(Stored records)
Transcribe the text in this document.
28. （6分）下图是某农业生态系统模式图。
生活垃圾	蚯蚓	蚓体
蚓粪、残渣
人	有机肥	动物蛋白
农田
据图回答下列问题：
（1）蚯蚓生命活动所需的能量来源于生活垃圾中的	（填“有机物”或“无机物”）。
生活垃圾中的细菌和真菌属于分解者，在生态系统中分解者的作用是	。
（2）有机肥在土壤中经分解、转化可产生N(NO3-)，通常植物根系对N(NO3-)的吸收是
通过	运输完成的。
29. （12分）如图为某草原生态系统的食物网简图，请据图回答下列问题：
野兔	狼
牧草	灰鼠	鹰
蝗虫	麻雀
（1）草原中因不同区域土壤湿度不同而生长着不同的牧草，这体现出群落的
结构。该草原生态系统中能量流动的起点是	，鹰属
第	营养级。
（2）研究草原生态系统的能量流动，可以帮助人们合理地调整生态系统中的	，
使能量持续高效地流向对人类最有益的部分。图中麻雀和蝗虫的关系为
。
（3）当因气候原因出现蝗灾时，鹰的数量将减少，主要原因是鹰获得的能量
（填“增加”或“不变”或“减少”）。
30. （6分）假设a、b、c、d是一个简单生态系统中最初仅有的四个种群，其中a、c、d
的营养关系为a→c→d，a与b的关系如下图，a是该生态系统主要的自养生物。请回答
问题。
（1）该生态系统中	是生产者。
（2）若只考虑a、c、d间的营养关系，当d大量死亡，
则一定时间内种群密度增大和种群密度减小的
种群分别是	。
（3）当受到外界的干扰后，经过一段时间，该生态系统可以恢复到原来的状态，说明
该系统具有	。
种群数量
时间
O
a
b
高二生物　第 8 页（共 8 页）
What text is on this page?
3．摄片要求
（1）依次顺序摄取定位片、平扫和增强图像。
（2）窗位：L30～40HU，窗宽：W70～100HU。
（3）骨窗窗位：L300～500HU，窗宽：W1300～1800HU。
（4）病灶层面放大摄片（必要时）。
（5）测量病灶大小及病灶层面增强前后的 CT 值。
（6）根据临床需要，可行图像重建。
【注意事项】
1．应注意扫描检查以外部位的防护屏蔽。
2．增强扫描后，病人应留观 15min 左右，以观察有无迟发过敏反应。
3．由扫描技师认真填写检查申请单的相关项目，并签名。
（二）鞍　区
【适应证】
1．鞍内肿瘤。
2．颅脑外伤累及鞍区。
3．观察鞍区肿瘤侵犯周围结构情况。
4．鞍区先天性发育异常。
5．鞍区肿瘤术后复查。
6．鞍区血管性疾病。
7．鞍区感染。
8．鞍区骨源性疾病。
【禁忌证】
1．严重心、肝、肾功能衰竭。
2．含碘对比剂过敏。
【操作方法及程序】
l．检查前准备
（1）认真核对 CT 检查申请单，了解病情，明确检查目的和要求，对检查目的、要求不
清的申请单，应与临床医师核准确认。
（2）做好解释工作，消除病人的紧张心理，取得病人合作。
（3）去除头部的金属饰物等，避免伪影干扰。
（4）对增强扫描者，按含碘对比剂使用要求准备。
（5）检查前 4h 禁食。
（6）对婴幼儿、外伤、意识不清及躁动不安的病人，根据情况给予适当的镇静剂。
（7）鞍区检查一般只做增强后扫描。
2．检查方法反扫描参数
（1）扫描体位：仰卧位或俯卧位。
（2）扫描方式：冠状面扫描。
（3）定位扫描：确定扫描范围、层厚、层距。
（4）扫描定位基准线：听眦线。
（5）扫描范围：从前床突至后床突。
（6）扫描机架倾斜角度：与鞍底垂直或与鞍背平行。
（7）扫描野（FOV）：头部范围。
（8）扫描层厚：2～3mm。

--- Directions for this task ---
Exact copies of all the records are required.

--- Worked solution ---
Transcribe the text in this document.
28. （6分）下图是某农业生态系统模式图。
生活垃圾	蚯蚓	蚓体
蚓粪、残渣
人	有机肥	动物蛋白
农田
据图回答下列问题：
（1）蚯蚓生命活动所需的能量来源于生活垃圾中的	（填“有机物”或“无机物”）。
生活垃圾中的细菌和真菌属于分解者，在生态系统中分解者的作用是	。
（2）有机肥在土壤中经分解、转化可产生N(NO3-)，通常植物根系对N(NO3-)的吸收是
通过	运输完成的。
29. （12分）如图为某草原生态系统的食物网简图，请据图回答下列问题：
野兔	狼
牧草	灰鼠	鹰
蝗虫	麻雀
（1）草原中因不同区域土壤湿度不同而生长着不同的牧草，这体现出群落的
结构。该草原生态系统中能量流动的起点是	，鹰属
第	营养级。
（2）研究草原生态系统的能量流动，可以帮助人们合理地调整生态系统中的	，
使能量持续高效地流向对人类最有益的部分。图中麻雀和蝗虫的关系为
。
（3）当因气候原因出现蝗灾时，鹰的数量将减少，主要原因是鹰获得的能量
（填“增加”或“不变”或“减少”）。
30. （6分）假设a、b、c、d是一个简单生态系统中最初仅有的四个种群，其中a、c、d
的营养关系为a→c→d，a与b的关系如下图，a是该生态系统主要的自养生物。请回答
问题。
（1）该生态系统中	是生产者。
（2）若只考虑a、c、d间的营养关系，当d大量死亡，
则一定时间内种群密度增大和种群密度减小的
种群分别是	。
（3）当受到外界的干扰后，经过一段时间，该生态系统可以恢复到原来的状态，说明
该系统具有	。
种群数量
时间
O
a
b
高二生物　第 8 页（共 8 页）
What text is on this page?
3．摄片要求
（1）依次顺序摄取定位片、平扫和增强图像。
（2）窗位：L30～40HU，窗宽：W70～100HU。
（3）骨窗窗位：L300～500HU，窗宽：W1300～1800HU。
（4）病灶层面放大摄片（必要时）。
（5）测量病灶大小及病灶层面增强前后的 CT 值。
（6）根据临床需要，可行图像重建。
【注意事项】
1．应注意扫描检查以外部位的防护屏蔽。
2．增强扫描后，病人应留观 15min 左右，以观察有无迟发过敏反应。
3．由扫描技师认真填写检查申请单的相关项目，并签名。
（二）鞍　区
【适应证】
1．鞍内肿瘤。
2．颅脑外伤累及鞍区。
3．观察鞍区肿瘤侵犯周围结构情况。
4．鞍区先天性发育异常。
5．鞍区肿瘤术后复查。
6．鞍区血管性疾病。
7．鞍区感染。
8．鞍区骨源性疾病。
【禁忌证】
1．严重心、肝、肾功能衰竭。
2．含碘对比剂过敏。
【操作方法及程序】
l．检查前准备
（1）认真核对 CT 检查申请单，了解病情，明确检查目的和要求，对检查目的、要求不
清的申请单，应与临床医师核准确认。
（2）做好解释工作，消除病人的紧张心理，取得病人合作。
（3）去除头部的金属饰物等，避免伪影干扰。
（4）对增强扫描者，按含碘对比剂使用要求准备。
（5）检查前 4h 禁食。
（6）对婴幼儿、外伤、意识不清及躁动不安的病人，根据情况给予适当的镇静剂。
（7）鞍区检查一般只做增强后扫描。
2．检查方法反扫描参数
（1）扫描体位：仰卧位或俯卧位。
（2）扫描方式：冠状面扫描。
（3）定位扫描：确定扫描范围、层厚、层距。
（4）扫描定位基准线：听眦线。
（5）扫描范围：从前床突至后床突。
（6）扫描机架倾斜角度：与鞍底垂直或与鞍背平行。
（7）扫描野（FOV）：头部范围。
（8）扫描层厚：2～3mm。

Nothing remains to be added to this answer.